Task details: Copy out each line that includes the word "antavla".

Dataset content:
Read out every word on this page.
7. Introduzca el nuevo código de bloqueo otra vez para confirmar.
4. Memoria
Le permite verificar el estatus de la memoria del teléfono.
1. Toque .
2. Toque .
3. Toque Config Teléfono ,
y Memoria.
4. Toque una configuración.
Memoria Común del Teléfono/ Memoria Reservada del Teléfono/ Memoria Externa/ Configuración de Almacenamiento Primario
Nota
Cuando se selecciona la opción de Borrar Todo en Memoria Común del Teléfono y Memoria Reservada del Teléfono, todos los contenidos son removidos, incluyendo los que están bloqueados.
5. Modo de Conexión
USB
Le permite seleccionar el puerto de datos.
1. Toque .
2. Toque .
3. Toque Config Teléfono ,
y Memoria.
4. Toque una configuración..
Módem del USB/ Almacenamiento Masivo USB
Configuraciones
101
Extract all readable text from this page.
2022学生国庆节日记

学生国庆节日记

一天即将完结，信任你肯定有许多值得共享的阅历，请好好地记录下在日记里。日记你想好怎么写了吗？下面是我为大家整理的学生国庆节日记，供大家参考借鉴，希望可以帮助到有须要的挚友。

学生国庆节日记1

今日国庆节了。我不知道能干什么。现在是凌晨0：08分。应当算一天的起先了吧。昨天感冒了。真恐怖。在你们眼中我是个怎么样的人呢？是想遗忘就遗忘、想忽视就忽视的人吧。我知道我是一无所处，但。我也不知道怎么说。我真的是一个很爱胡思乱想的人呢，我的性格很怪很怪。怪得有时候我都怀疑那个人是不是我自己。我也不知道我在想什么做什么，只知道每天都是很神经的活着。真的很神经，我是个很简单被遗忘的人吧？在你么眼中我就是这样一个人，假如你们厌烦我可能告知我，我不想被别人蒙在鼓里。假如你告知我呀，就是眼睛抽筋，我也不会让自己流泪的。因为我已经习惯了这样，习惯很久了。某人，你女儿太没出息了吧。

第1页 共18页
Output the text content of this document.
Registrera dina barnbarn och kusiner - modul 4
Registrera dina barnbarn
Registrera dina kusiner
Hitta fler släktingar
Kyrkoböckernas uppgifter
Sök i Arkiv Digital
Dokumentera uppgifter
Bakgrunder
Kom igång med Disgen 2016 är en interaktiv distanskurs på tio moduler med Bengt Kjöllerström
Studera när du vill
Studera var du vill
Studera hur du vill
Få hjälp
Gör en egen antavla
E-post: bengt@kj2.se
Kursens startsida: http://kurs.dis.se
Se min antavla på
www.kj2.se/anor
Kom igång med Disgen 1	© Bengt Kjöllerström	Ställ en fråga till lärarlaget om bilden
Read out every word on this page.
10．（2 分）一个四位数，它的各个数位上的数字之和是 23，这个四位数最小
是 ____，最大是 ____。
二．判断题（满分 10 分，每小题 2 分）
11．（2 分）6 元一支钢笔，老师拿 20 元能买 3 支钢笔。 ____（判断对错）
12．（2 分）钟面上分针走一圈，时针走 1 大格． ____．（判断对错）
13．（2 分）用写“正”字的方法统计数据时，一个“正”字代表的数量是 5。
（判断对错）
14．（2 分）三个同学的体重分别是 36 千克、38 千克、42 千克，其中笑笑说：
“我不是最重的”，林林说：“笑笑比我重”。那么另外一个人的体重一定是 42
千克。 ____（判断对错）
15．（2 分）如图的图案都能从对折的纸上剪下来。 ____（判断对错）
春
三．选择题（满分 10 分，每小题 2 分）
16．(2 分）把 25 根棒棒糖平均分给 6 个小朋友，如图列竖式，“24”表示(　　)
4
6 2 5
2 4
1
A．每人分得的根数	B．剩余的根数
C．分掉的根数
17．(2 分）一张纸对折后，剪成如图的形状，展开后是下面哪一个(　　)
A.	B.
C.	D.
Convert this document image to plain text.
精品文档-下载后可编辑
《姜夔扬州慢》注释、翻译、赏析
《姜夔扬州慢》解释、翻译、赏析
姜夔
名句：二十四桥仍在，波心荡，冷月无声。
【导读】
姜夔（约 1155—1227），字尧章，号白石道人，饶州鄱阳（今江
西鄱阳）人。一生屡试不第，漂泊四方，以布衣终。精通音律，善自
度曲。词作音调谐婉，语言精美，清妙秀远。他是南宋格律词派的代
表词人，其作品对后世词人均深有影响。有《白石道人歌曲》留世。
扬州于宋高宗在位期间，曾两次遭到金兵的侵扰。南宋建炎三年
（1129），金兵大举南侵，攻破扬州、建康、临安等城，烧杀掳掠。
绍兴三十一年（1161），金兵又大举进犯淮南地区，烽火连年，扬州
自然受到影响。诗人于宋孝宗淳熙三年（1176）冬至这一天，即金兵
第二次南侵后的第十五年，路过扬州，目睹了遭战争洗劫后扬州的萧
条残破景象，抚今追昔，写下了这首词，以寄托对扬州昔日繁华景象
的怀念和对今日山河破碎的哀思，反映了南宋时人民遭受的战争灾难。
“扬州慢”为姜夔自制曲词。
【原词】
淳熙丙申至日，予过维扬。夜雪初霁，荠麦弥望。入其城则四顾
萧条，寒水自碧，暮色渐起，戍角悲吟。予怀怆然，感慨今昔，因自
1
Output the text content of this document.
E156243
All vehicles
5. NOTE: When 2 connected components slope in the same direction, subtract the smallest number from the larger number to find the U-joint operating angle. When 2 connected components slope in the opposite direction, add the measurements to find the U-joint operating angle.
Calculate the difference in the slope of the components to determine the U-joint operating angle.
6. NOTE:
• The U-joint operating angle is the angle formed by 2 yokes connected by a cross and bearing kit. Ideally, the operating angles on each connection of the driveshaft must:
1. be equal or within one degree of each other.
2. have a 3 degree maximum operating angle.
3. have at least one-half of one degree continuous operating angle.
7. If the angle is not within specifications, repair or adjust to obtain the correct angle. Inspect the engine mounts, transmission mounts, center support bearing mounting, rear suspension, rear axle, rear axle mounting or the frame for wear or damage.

Solved exercise:
Gör en egen antavla
Se min antavla på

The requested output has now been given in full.